# SUPPLIED RECORDS
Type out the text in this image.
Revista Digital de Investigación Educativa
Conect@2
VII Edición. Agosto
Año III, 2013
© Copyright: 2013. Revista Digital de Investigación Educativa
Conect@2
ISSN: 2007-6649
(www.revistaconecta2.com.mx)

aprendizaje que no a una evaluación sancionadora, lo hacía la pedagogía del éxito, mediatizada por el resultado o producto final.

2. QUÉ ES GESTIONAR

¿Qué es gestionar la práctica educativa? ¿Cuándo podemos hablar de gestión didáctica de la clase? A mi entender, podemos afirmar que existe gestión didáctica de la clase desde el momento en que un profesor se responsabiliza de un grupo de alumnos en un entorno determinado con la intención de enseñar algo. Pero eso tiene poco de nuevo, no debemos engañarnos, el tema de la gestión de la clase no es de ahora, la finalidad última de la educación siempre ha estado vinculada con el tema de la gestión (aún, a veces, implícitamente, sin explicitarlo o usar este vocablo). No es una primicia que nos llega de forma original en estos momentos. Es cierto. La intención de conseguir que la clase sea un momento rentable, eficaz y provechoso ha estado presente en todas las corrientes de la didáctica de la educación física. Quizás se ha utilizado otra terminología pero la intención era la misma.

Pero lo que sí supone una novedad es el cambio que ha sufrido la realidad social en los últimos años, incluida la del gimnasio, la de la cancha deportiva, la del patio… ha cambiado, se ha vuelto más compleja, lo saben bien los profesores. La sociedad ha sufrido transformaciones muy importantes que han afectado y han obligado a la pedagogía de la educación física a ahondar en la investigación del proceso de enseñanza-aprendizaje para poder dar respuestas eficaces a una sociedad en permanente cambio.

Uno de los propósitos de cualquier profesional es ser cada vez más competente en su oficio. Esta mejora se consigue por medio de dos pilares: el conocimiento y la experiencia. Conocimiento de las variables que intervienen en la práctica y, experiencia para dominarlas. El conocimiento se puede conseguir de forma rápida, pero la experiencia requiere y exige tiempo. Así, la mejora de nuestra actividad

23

# EXERCISE DIRECTIONS
The listing above should be transcribed in full, exactly as written.

# WRITTEN ANSWER
Type out the text in this image.
Revista Digital de Investigación Educativa
Conect@2
VII Edición. Agosto
Año III, 2013
© Copyright: 2013. Revista Digital de Investigación Educativa
Conect@2
ISSN: 2007-6649
(www.revistaconecta2.com.mx)

aprendizaje que no a una evaluación sancionadora, lo hacía la pedagogía del éxito, mediatizada por el resultado o producto final.

2. QUÉ ES GESTIONAR

¿Qué es gestionar la práctica educativa? ¿Cuándo podemos hablar de gestión didáctica de la clase? A mi entender, podemos afirmar que existe gestión didáctica de la clase desde el momento en que un profesor se responsabiliza de un grupo de alumnos en un entorno determinado con la intención de enseñar algo. Pero eso tiene poco de nuevo, no debemos engañarnos, el tema de la gestión de la clase no es de ahora, la finalidad última de la educación siempre ha estado vinculada con el tema de la gestión (aún, a veces, implícitamente, sin explicitarlo o usar este vocablo). No es una primicia que nos llega de forma original en estos momentos. Es cierto. La intención de conseguir que la clase sea un momento rentable, eficaz y provechoso ha estado presente en todas las corrientes de la didáctica de la educación física. Quizás se ha utilizado otra terminología pero la intención era la misma.

Pero lo que sí supone una novedad es el cambio que ha sufrido la realidad social en los últimos años, incluida la del gimnasio, la de la cancha deportiva, la del patio… ha cambiado, se ha vuelto más compleja, lo saben bien los profesores. La sociedad ha sufrido transformaciones muy importantes que han afectado y han obligado a la pedagogía de la educación física a ahondar en la investigación del proceso de enseñanza-aprendizaje para poder dar respuestas eficaces a una sociedad en permanente cambio.

Uno de los propósitos de cualquier profesional es ser cada vez más competente en su oficio. Esta mejora se consigue por medio de dos pilares: el conocimiento y la experiencia. Conocimiento de las variables que intervienen en la práctica y, experiencia para dominarlas. El conocimiento se puede conseguir de forma rápida, pero la experiencia requiere y exige tiempo. Así, la mejora de nuestra actividad

23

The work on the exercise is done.